● Excerpted data
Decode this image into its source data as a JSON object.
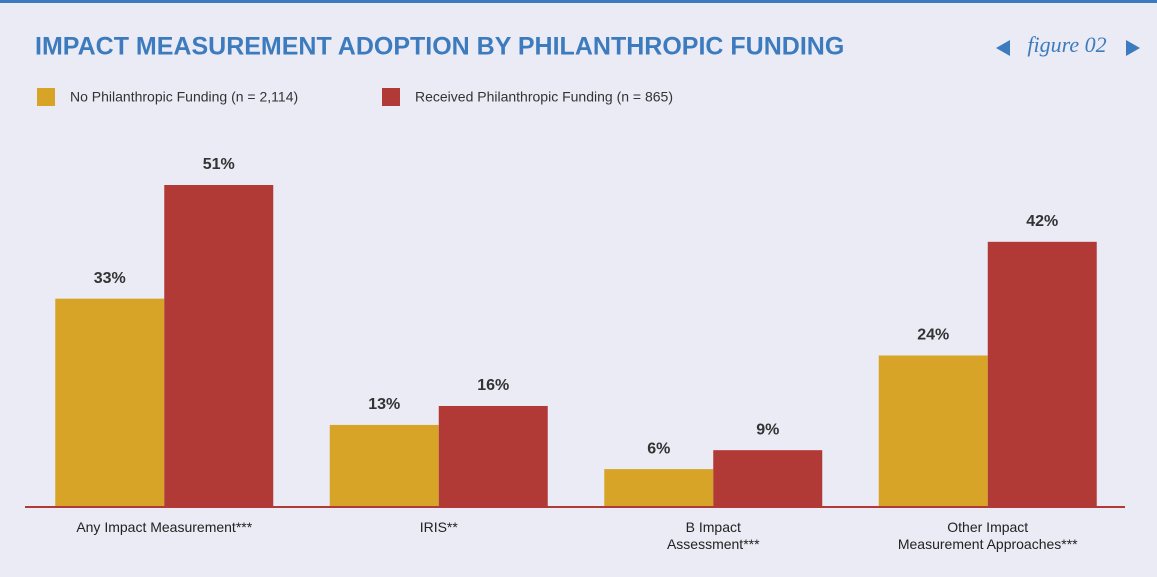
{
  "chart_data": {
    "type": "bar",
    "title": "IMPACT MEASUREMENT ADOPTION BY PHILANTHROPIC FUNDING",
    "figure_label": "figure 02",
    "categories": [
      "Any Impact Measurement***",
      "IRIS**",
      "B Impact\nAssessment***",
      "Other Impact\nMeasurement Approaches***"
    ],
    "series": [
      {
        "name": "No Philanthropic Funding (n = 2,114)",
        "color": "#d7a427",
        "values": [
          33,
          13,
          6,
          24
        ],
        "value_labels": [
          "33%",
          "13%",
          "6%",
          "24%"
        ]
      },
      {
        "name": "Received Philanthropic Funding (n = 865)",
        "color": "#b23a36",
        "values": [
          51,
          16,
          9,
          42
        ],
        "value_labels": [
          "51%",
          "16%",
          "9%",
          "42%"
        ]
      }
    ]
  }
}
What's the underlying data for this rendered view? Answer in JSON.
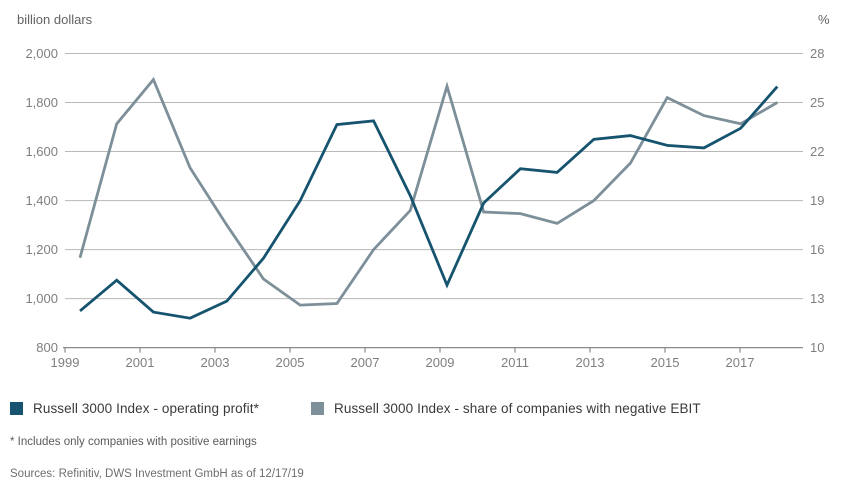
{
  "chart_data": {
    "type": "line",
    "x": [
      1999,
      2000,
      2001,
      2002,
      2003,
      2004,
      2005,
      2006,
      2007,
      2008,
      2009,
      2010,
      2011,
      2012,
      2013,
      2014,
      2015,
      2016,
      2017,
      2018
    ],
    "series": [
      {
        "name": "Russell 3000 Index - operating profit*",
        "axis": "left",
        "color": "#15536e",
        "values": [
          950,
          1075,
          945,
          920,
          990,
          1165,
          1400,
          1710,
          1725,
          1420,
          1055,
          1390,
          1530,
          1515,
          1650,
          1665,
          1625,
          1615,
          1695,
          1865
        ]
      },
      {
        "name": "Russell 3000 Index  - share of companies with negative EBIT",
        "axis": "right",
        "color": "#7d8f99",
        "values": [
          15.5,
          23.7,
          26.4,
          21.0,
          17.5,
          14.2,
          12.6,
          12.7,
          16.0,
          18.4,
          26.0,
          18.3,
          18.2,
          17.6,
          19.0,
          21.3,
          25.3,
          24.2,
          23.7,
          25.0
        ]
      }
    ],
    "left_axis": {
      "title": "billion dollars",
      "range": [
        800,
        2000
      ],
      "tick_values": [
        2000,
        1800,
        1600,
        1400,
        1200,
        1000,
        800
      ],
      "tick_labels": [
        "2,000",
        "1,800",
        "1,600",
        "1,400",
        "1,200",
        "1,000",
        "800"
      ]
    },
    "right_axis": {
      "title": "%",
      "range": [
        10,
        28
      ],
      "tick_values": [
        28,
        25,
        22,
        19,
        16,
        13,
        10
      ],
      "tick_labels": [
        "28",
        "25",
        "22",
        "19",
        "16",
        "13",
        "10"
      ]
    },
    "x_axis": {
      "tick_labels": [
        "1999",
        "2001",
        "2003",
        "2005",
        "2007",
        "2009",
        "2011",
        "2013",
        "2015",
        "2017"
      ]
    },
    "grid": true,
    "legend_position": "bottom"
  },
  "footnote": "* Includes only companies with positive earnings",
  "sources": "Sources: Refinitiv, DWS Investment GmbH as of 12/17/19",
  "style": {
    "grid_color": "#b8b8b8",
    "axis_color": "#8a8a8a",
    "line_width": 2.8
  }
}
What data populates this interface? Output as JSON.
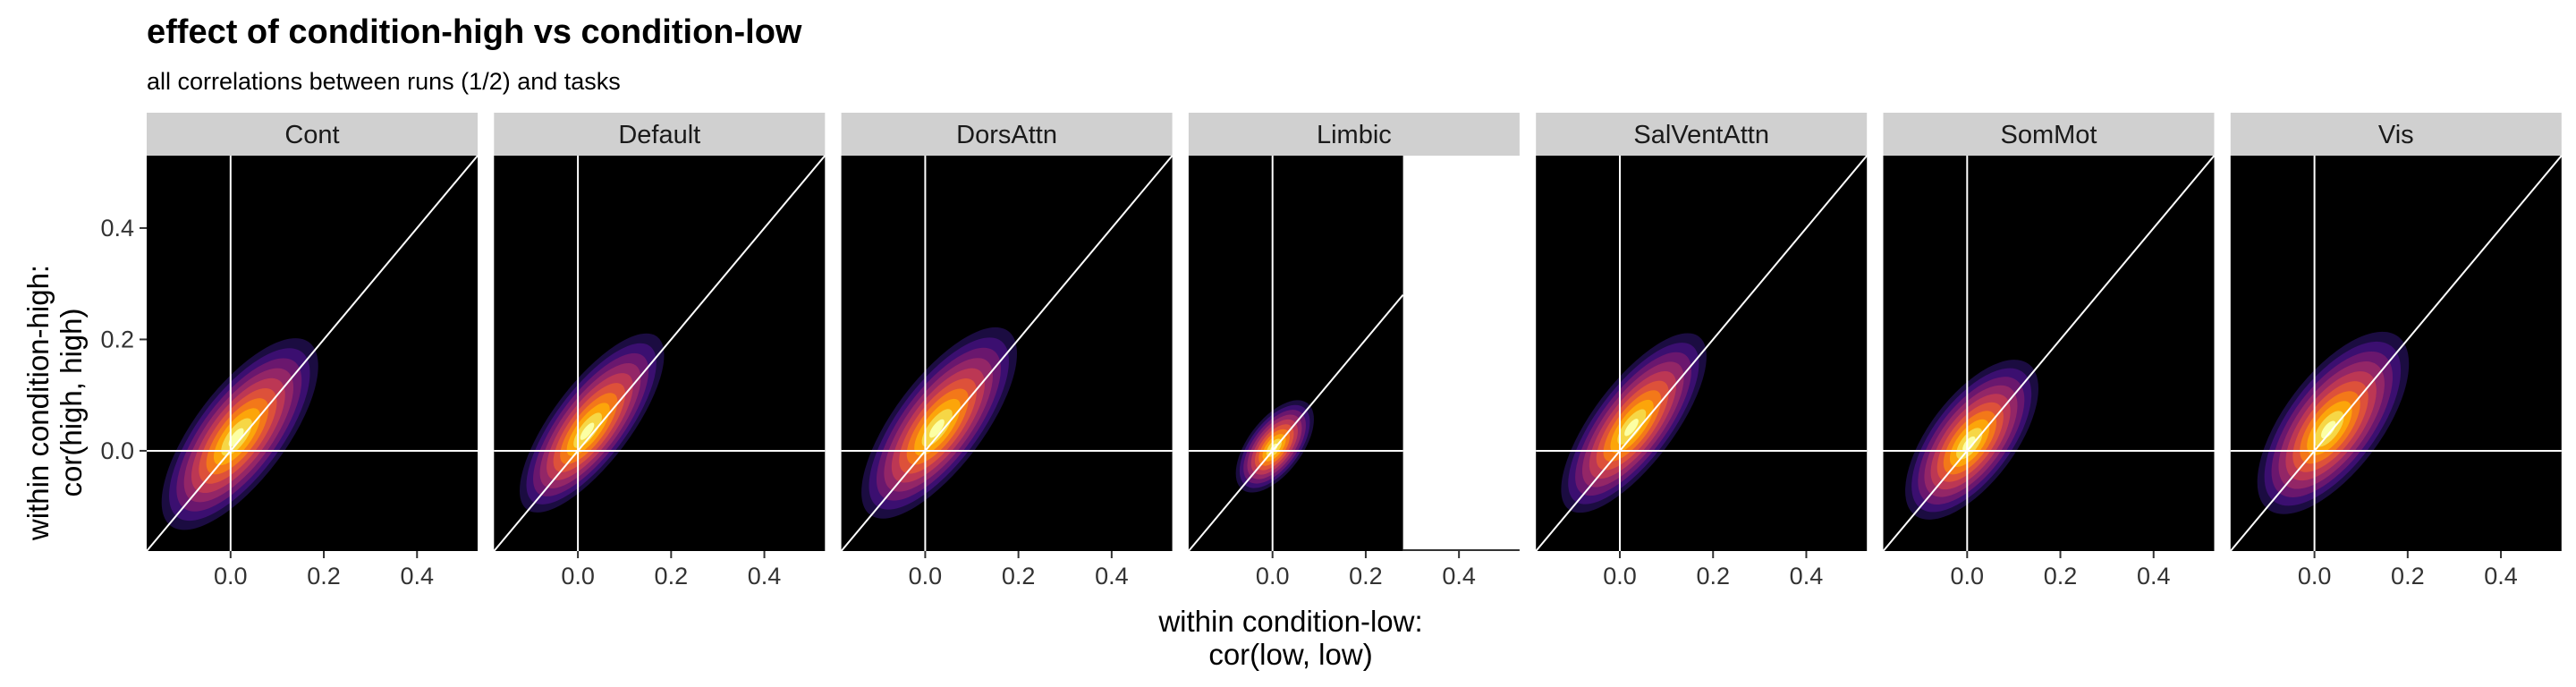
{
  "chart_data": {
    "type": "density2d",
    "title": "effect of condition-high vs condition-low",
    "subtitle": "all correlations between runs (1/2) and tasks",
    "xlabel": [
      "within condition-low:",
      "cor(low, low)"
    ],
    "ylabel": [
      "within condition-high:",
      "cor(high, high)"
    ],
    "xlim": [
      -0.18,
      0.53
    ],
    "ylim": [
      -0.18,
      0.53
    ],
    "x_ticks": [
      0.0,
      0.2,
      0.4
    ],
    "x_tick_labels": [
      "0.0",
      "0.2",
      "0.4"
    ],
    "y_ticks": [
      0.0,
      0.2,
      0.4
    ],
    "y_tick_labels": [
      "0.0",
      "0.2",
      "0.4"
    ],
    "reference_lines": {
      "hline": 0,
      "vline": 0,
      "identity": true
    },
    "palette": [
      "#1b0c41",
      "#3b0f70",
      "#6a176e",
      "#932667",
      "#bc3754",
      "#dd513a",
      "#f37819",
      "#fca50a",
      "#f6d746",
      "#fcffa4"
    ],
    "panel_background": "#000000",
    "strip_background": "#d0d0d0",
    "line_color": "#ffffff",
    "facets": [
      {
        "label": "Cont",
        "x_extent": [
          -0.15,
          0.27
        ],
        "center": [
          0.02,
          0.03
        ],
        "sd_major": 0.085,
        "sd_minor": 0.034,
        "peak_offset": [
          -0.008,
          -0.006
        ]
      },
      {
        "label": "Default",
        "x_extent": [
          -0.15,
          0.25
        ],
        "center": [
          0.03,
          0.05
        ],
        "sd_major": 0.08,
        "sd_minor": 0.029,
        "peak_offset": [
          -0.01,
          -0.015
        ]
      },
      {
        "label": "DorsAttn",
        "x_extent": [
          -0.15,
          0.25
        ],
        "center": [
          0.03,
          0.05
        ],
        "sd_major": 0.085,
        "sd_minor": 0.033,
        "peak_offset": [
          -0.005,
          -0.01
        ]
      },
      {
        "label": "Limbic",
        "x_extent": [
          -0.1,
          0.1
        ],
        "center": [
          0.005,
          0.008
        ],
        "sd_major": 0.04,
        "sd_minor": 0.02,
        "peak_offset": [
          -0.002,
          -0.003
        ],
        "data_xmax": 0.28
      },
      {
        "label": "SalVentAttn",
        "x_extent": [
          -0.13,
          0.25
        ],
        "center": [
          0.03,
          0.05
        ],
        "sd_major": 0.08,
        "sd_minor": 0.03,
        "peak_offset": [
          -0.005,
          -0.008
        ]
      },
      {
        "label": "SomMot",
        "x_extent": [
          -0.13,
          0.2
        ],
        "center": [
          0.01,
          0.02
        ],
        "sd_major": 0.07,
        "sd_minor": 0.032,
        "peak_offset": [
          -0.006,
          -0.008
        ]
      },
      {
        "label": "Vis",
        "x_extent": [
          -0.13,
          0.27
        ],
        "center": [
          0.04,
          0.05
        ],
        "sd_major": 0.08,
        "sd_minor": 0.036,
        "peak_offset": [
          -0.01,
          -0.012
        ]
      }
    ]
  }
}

...

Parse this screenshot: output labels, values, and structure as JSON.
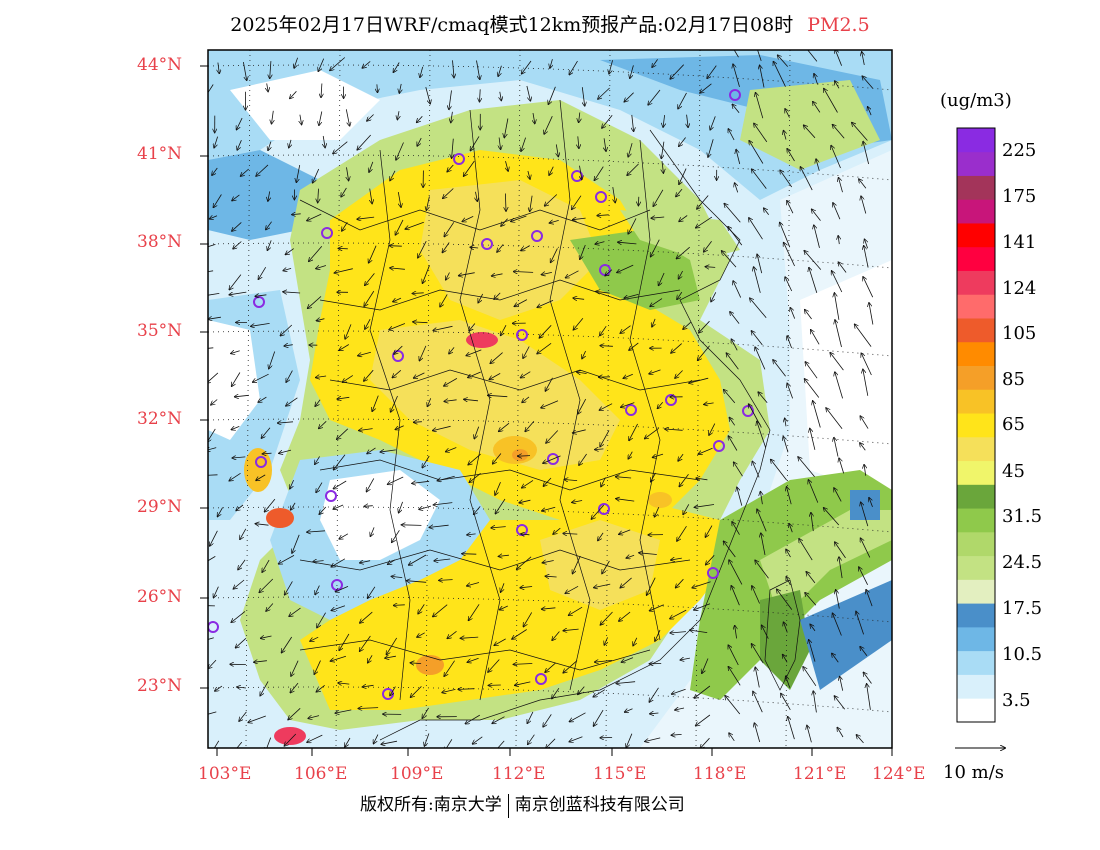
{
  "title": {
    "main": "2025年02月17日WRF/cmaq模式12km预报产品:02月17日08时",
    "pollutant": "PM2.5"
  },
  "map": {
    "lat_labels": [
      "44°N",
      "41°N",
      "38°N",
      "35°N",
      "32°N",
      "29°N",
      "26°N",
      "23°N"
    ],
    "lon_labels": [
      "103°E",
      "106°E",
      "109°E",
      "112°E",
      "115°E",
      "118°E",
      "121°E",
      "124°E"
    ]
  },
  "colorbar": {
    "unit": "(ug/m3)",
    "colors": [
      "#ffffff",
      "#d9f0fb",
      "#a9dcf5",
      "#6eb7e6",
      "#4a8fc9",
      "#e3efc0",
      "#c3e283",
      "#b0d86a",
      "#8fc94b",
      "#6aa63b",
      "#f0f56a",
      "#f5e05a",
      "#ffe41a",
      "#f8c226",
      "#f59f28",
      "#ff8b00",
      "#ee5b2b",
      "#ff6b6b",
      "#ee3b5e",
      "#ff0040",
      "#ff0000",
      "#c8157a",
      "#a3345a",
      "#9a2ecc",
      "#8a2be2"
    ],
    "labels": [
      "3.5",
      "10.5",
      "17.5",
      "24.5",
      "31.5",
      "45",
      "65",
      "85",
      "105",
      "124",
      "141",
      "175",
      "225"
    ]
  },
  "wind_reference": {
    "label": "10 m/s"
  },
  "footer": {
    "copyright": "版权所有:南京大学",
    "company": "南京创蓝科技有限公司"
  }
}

● To do
Copy every line of the listing that contains the word "What".

● The solution
What's the underlying data for this rendered view? Answer in JSON.
What data populates this interface? Output as JSON.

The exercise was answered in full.